Monday, March 13, 2006

Bias: A CBS Insider Exposes How the Media Distort the News

Publisher's Description:
In his nearly thirty years at CBS News, Emmy Award-winner Bernard Goldberg earned a reputation as one of the preeminent reporters in the television news business. When he looked at his own industry, however, he saw that the media far too often ignored their primary mission: objective, disinterested reporting. Again and again he saw that they slanted the news to the left. For years Goldberg appealed to reporters, producers, and network executives for more balanced reporting, but no one listened. The liberal bias continued. In Bias, he blows the whistle on the news business, showing exactly how the media slant their coverage while insisting that they're just reporting the facts.

Crazy Like A Fox: The Inside Story of How Fox News Beat CNN

How brutal is the cable news business? When Fox News CEO Roger Ailes learned that Paula Zahn was negotiating with archrival CNN, Ailes fired Zahn immediately. When a reporter pointed out that Zahn had boosted ratings for Fox, Ailes replied, "I could have put a dead raccoon on the air this year and gotten a better rating than last year."

Crazy Like A Fox tells one of the most dramatic business stories of the past decade—the war over cable news. In 1991, with its coverage of the first Gulf War, Ted Turner’s CNN reinvented the television news business and became a global brand name. In 1995, NBC and Microsoft pooled their enormous resources to create MSNBC. But by 2003, both had been dwarfed in the ratings by Rupert Murdoch’s seven-year-old Fox News Channel. How did Fox News pull off this amazing victory and how is its success— and its alleged right-wing slant—changing the entire media world?

● AIM 1: Print the passage from the book descriptions starting with "Bias: A CBS" and going on through "reporting the facts.".
● AIM 2: According to the book descriptions, in what year did NBC and Microsoft pool their resources to create MSNBC?

● INFORMATION GIVEN:
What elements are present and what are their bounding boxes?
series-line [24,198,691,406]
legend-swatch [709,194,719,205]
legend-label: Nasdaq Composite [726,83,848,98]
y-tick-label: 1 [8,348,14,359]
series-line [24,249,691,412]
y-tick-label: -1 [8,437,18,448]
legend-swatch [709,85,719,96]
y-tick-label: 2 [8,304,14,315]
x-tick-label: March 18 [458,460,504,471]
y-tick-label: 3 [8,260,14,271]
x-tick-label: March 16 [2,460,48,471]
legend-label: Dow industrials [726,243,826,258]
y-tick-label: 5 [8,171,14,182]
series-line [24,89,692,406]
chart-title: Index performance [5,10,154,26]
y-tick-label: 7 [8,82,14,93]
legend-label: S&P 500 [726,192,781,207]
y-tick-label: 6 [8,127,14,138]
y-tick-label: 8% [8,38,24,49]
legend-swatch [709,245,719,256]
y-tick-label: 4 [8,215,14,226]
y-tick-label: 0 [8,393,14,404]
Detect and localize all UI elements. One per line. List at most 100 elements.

---

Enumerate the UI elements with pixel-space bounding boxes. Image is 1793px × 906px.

● COMPLETE RESPONSE 1:
Bias: A CBS Insider Exposes How the Media Distort the News

Publisher's Description:
In his nearly thirty years at CBS News, Emmy Award-winner Bernard Goldberg earned a reputation as one of the preeminent reporters in the television news business. When he looked at his own industry, however, he saw that the media far too often ignored their primary mission: objective, disinterested reporting. Again and again he saw that they slanted the news to the left. For years Goldberg appealed to reporters, producers, and network executives for more balanced reporting, but no one listened. The liberal bias continued. In Bias, he blows the whistle on the news business, showing exactly how the media slant their coverage while insisting that they're just reporting the facts.

● COMPLETE RESPONSE 2: 1995